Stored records
☆ ☆ ☆ ☆ ☆

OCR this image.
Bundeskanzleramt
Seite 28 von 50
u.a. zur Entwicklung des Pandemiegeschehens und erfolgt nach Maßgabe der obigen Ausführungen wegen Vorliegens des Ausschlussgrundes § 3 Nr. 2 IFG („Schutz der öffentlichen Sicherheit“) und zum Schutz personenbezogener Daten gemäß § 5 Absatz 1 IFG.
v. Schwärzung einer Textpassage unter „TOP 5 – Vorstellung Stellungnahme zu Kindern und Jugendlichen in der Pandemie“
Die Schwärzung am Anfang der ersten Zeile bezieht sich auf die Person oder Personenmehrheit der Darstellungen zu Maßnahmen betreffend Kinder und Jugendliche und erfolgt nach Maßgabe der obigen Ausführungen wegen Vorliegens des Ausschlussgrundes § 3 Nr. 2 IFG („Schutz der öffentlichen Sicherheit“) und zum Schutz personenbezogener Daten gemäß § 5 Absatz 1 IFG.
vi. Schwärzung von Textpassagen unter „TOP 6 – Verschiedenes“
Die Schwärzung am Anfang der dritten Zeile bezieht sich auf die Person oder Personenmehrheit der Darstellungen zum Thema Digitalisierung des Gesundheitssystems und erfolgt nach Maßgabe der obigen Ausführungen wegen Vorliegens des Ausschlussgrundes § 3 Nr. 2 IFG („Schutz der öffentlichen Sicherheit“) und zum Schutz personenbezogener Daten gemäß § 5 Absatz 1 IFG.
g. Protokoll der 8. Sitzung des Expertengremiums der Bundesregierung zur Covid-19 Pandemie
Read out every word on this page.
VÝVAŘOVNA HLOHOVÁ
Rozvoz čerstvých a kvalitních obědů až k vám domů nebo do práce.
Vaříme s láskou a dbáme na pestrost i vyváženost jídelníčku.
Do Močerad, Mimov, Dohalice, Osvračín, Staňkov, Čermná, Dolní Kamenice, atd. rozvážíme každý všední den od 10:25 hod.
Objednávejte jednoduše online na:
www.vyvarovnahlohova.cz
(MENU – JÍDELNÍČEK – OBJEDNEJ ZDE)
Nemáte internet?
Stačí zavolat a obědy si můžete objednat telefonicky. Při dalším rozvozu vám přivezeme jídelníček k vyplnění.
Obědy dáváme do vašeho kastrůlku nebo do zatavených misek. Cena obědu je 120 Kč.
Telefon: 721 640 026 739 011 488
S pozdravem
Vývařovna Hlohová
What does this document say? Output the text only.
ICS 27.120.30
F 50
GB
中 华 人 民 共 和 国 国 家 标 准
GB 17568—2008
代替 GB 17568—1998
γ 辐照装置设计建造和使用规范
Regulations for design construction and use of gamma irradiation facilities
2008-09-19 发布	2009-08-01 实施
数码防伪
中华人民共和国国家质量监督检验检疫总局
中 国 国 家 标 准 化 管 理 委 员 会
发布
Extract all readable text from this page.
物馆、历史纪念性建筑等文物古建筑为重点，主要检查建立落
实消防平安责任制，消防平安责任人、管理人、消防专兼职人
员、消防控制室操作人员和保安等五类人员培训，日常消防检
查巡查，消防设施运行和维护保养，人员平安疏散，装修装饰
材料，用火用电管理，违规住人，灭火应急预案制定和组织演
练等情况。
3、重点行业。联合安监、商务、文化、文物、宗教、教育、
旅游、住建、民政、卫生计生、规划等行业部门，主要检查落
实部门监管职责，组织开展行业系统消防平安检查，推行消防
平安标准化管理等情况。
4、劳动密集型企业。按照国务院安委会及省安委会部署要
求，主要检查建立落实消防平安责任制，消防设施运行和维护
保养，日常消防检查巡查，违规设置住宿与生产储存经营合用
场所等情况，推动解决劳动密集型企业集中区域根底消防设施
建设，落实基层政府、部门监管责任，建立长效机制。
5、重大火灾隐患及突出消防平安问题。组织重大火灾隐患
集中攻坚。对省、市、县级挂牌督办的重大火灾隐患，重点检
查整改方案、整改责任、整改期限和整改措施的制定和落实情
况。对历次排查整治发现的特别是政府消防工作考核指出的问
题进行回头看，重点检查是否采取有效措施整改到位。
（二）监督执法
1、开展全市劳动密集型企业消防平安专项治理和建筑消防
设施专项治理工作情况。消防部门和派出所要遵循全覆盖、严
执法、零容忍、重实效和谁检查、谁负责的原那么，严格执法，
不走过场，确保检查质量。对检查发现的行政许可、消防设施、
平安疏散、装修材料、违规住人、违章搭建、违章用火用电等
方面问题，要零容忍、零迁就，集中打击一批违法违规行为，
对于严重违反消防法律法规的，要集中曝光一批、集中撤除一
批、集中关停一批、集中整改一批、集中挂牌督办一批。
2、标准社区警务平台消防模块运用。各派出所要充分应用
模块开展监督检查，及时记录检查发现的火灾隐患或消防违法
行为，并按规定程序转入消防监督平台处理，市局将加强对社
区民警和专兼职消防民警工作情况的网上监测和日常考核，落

☆ ☆ ☆ ☆ ☆

■ **Required task**
All lines from the line containing "Extract all readable text from this page." through the end of the listing above are to be duplicated exactly; include both ends and nothing further.

■ **Reply**
Extract all readable text from this page.
物馆、历史纪念性建筑等文物古建筑为重点，主要检查建立落
实消防平安责任制，消防平安责任人、管理人、消防专兼职人
员、消防控制室操作人员和保安等五类人员培训，日常消防检
查巡查，消防设施运行和维护保养，人员平安疏散，装修装饰
材料，用火用电管理，违规住人，灭火应急预案制定和组织演
练等情况。
3、重点行业。联合安监、商务、文化、文物、宗教、教育、
旅游、住建、民政、卫生计生、规划等行业部门，主要检查落
实部门监管职责，组织开展行业系统消防平安检查，推行消防
平安标准化管理等情况。
4、劳动密集型企业。按照国务院安委会及省安委会部署要
求，主要检查建立落实消防平安责任制，消防设施运行和维护
保养，日常消防检查巡查，违规设置住宿与生产储存经营合用
场所等情况，推动解决劳动密集型企业集中区域根底消防设施
建设，落实基层政府、部门监管责任，建立长效机制。
5、重大火灾隐患及突出消防平安问题。组织重大火灾隐患
集中攻坚。对省、市、县级挂牌督办的重大火灾隐患，重点检
查整改方案、整改责任、整改期限和整改措施的制定和落实情
况。对历次排查整治发现的特别是政府消防工作考核指出的问
题进行回头看，重点检查是否采取有效措施整改到位。
（二）监督执法
1、开展全市劳动密集型企业消防平安专项治理和建筑消防
设施专项治理工作情况。消防部门和派出所要遵循全覆盖、严
执法、零容忍、重实效和谁检查、谁负责的原那么，严格执法，
不走过场，确保检查质量。对检查发现的行政许可、消防设施、
平安疏散、装修材料、违规住人、违章搭建、违章用火用电等
方面问题，要零容忍、零迁就，集中打击一批违法违规行为，
对于严重违反消防法律法规的，要集中曝光一批、集中撤除一
批、集中关停一批、集中整改一批、集中挂牌督办一批。
2、标准社区警务平台消防模块运用。各派出所要充分应用
模块开展监督检查，及时记录检查发现的火灾隐患或消防违法
行为，并按规定程序转入消防监督平台处理，市局将加强对社
区民警和专兼职消防民警工作情况的网上监测和日常考核，落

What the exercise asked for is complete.